** start Records for the exercise **

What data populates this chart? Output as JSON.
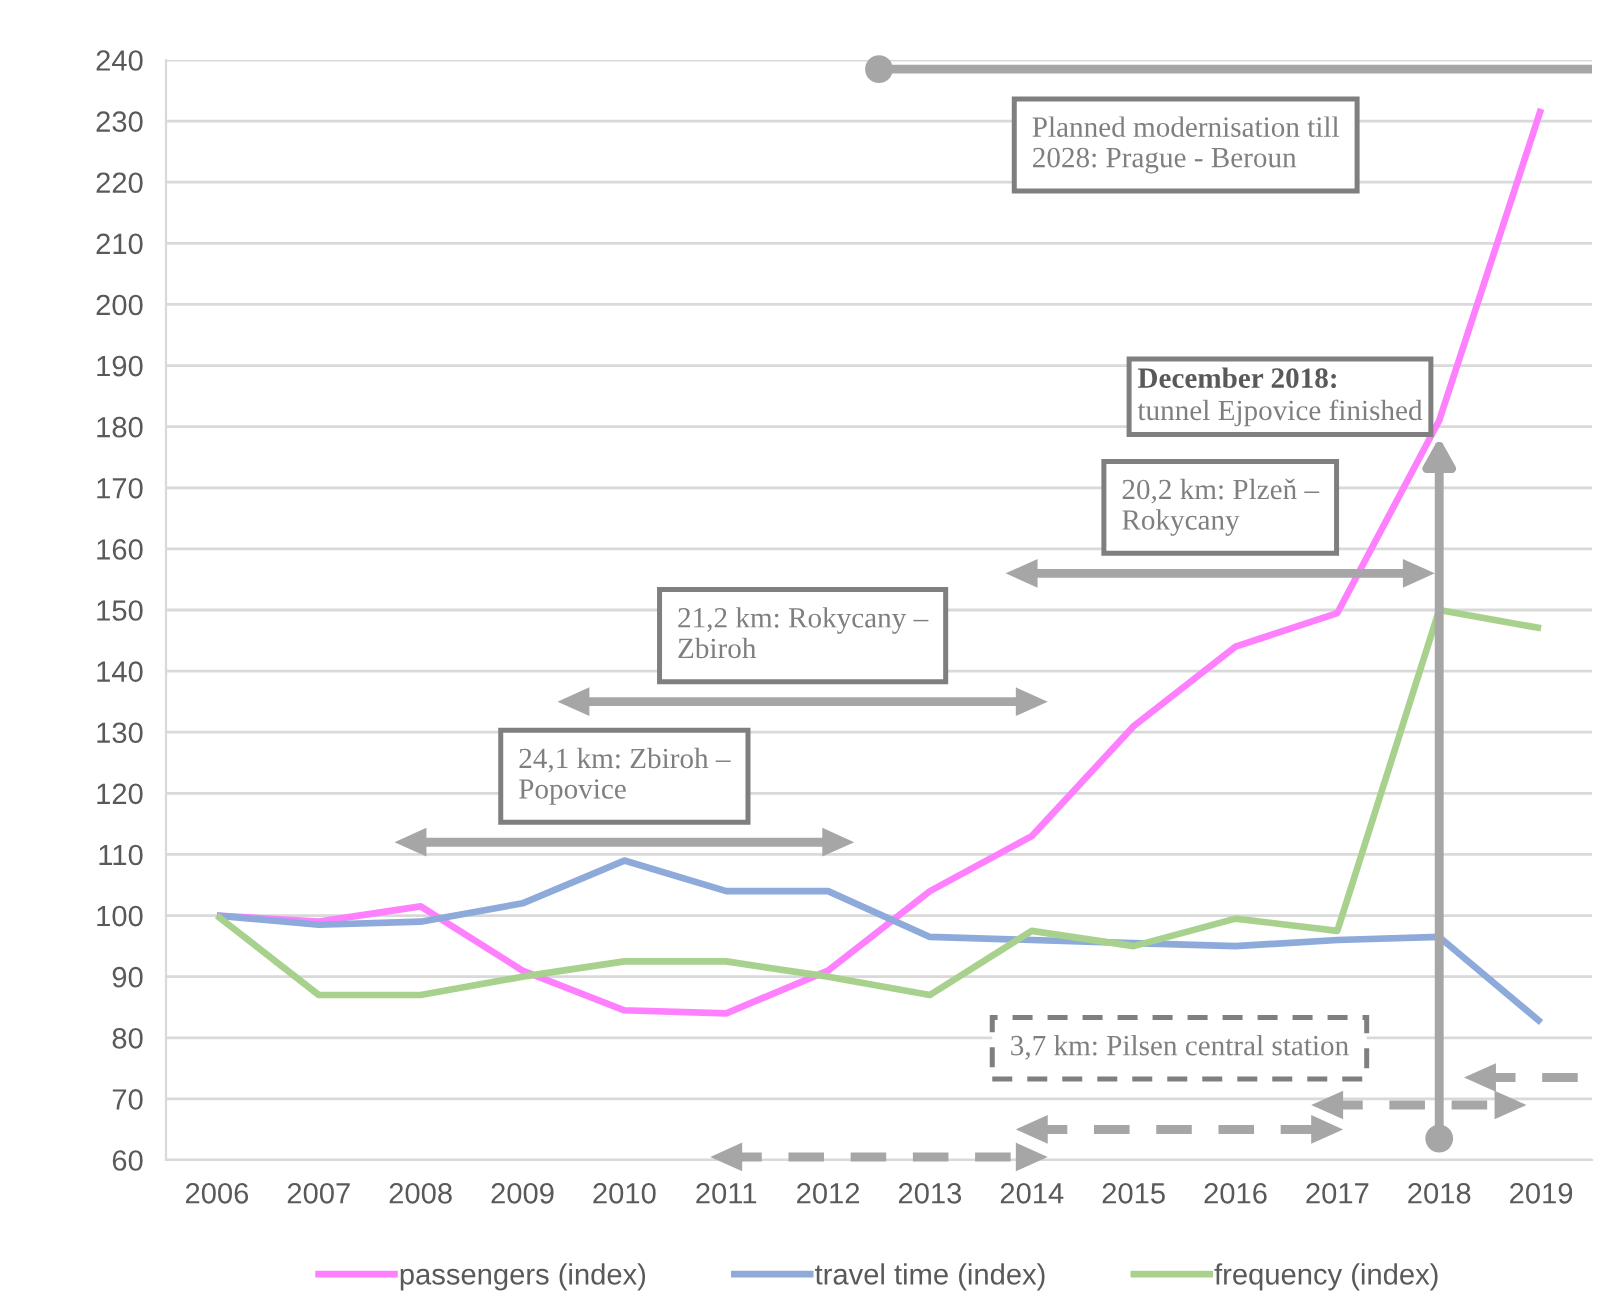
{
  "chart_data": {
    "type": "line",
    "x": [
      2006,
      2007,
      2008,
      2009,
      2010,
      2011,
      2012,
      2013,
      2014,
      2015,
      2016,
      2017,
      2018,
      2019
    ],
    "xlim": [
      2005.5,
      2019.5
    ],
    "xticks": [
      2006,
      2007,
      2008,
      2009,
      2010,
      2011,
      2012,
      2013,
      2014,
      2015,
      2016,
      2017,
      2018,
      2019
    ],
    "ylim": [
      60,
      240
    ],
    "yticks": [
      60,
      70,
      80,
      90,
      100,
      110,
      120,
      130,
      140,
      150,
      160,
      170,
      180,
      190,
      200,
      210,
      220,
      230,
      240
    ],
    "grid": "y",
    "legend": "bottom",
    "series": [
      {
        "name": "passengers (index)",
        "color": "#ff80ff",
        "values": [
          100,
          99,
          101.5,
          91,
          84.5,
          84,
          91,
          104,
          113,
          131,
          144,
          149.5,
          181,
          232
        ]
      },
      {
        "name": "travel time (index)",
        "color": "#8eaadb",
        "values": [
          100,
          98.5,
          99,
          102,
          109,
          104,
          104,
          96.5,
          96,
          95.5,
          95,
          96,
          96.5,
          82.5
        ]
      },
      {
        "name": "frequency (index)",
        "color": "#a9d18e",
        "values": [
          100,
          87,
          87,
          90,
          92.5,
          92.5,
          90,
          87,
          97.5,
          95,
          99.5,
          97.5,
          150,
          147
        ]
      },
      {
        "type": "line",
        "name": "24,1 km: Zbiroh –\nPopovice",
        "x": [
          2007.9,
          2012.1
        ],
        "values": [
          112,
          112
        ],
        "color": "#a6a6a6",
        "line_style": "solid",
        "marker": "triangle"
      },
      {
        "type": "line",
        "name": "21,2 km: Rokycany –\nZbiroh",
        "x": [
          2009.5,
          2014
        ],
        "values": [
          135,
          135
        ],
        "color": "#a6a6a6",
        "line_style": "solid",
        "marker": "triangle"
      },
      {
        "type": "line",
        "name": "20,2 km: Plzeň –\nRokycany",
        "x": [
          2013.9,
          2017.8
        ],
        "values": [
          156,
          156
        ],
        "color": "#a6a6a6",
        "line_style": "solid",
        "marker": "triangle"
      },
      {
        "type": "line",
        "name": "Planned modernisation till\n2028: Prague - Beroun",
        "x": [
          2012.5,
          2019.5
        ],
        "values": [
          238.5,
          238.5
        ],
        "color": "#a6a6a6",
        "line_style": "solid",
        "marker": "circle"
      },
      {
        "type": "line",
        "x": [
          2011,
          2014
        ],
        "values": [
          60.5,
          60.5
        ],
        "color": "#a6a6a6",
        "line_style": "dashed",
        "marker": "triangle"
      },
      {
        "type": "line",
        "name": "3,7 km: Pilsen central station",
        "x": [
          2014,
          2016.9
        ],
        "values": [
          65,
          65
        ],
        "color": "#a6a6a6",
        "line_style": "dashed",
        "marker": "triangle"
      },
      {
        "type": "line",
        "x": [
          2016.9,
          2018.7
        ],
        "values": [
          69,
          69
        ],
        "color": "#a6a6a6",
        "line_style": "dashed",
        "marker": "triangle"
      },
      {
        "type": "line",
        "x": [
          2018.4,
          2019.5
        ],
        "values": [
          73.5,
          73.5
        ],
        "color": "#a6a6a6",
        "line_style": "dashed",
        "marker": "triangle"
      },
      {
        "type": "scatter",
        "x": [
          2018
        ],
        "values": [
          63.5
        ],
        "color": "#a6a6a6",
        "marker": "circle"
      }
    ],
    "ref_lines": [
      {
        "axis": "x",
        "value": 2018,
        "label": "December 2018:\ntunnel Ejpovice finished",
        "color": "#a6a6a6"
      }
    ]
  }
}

** end Records for the exercise **
** start Records for the exercise **

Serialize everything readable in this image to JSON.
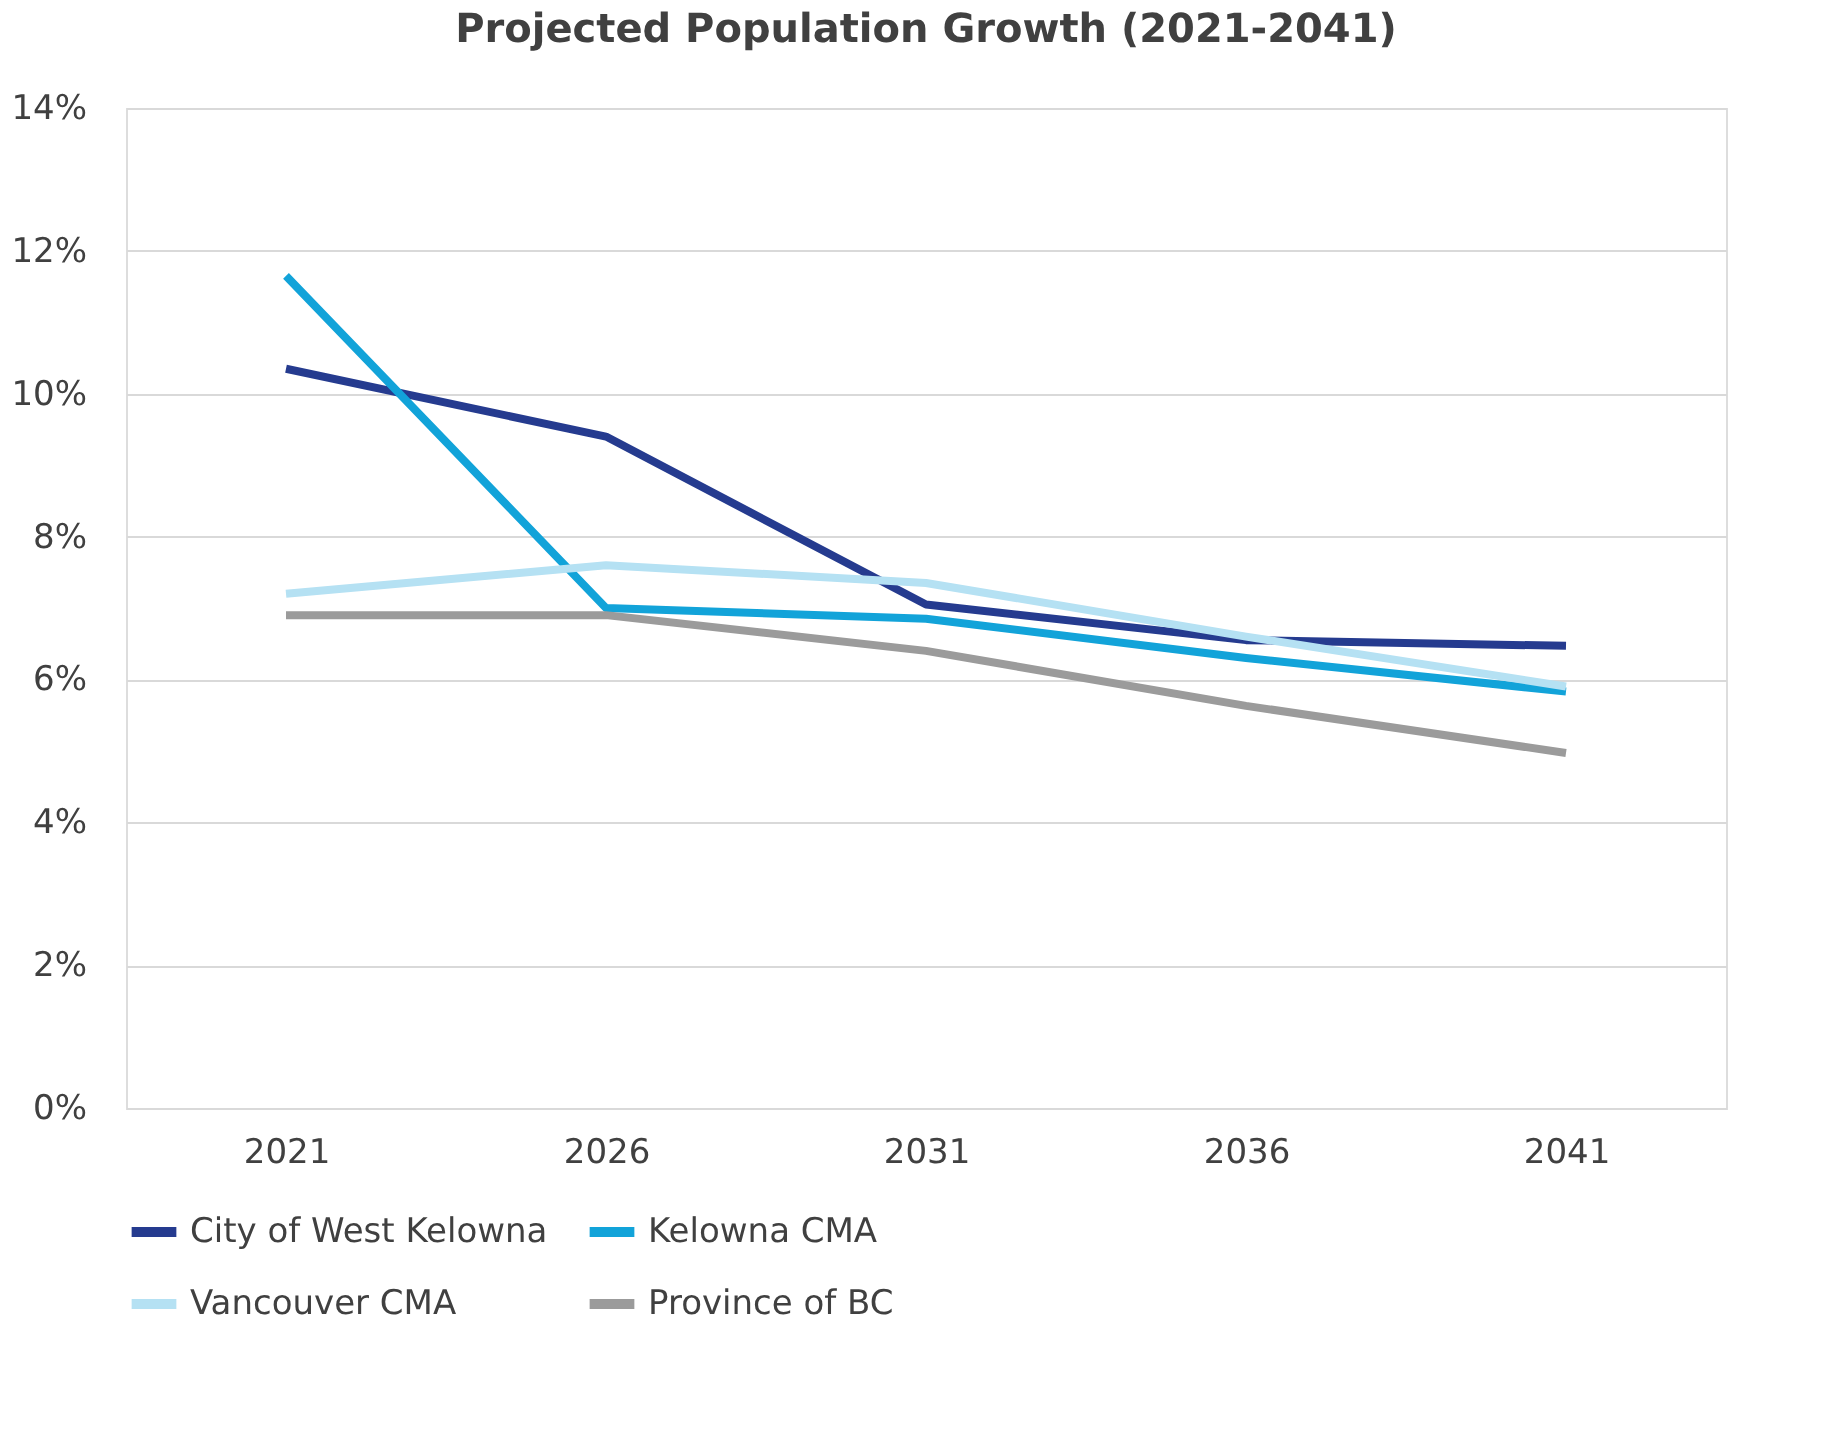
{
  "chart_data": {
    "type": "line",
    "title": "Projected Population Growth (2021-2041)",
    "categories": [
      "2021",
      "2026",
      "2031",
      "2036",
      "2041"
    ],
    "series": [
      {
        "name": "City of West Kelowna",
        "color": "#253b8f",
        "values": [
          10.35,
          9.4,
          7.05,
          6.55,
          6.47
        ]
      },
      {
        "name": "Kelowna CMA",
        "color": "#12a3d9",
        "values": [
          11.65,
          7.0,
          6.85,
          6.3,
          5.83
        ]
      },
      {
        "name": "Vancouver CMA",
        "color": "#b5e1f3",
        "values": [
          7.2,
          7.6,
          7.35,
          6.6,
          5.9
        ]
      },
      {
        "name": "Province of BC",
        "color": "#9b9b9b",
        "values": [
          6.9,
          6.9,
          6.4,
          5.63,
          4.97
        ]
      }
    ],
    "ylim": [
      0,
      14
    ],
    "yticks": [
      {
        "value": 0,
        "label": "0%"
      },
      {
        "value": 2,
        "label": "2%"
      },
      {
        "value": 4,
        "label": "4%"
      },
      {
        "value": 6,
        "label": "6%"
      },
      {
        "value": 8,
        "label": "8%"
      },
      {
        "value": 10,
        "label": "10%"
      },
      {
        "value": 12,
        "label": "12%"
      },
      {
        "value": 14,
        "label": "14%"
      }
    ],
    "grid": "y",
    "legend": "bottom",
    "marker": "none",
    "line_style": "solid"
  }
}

** end Records for the exercise **

● **Problem requirements**
A line counts if it holds the word "label". How many lines of the entries count? Give the number only.

● **Answer to this problem**
9